■ **Stated problem**: Return all lines below containing the word "настоящего".

■ **Data extract**:
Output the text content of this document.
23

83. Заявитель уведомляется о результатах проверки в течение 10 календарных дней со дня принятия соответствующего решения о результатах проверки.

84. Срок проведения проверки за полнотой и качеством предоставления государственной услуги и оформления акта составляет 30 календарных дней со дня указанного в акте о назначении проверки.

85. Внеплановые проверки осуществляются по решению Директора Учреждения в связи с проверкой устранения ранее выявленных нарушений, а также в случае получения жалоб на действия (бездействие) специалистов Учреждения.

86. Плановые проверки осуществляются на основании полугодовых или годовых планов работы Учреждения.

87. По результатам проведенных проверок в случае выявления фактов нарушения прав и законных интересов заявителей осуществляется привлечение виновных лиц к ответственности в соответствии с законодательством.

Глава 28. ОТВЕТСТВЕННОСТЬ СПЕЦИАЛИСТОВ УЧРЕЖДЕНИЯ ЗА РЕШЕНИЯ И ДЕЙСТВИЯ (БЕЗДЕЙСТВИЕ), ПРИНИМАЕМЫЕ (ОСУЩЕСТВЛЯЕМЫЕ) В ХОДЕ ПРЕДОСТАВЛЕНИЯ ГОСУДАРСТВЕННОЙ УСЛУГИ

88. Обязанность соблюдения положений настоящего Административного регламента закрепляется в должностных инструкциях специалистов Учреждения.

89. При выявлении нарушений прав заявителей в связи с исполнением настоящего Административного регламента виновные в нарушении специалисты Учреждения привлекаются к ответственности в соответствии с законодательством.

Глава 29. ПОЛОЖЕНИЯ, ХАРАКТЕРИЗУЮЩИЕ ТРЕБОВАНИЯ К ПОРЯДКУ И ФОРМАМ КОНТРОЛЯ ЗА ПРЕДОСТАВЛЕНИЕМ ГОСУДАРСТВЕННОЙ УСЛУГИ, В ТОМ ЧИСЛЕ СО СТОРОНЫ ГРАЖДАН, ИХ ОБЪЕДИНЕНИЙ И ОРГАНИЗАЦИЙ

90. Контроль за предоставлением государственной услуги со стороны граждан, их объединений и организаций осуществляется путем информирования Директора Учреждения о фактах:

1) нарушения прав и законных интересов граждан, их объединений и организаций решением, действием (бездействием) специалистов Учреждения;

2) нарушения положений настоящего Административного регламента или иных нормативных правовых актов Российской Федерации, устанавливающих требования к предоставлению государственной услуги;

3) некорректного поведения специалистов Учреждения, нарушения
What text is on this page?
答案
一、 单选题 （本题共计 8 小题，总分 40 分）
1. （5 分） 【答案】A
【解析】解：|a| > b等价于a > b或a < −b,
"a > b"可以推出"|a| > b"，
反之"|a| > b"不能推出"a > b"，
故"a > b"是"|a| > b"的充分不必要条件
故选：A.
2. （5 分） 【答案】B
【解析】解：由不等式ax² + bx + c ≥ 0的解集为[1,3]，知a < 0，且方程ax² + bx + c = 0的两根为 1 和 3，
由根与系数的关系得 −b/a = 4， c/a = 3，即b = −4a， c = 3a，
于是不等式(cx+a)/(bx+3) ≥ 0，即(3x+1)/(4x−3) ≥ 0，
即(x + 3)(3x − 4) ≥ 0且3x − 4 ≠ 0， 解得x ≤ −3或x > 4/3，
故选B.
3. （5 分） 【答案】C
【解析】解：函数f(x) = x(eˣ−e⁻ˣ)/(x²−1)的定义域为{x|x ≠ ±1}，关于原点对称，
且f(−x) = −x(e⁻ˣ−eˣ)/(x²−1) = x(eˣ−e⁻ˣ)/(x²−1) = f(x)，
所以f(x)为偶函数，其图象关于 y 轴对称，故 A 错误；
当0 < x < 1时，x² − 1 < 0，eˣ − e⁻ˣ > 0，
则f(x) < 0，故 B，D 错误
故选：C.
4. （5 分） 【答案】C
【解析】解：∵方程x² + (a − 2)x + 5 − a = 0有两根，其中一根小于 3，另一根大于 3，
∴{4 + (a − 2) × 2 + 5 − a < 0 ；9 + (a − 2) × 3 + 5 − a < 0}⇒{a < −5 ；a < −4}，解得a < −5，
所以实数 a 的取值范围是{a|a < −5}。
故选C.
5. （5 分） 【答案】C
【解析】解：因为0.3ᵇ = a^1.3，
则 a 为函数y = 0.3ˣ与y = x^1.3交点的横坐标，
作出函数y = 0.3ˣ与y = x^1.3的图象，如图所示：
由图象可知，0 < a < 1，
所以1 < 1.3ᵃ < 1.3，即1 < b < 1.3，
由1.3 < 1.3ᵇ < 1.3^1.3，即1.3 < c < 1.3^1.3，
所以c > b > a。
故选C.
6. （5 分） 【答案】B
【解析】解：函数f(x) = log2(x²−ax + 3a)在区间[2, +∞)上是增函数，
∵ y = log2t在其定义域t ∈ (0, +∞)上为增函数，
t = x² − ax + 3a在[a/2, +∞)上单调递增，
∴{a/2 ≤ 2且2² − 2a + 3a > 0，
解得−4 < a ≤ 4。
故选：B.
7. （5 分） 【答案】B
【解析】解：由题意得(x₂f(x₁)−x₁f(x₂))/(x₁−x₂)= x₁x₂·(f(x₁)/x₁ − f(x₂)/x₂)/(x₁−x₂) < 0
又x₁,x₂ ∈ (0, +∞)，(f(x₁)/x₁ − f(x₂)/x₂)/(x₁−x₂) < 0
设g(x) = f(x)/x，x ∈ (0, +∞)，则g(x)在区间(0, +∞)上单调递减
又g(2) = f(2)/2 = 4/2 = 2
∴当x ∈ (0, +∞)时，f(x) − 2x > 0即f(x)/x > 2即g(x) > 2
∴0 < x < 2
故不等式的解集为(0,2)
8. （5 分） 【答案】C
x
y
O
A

■ **Task response**:
88. Обязанность соблюдения положений настоящего Административного регламента закрепляется в должностных инструкциях специалистов Учреждения.
89. При выявлении нарушений прав заявителей в связи с исполнением настоящего Административного регламента виновные в нарушении специалисты Учреждения привлекаются к ответственности в соответствии с законодательством.
2) нарушения положений настоящего Административного регламента или иных нормативных правовых актов Российской Федерации, устанавливающих требования к предоставлению государственной услуги;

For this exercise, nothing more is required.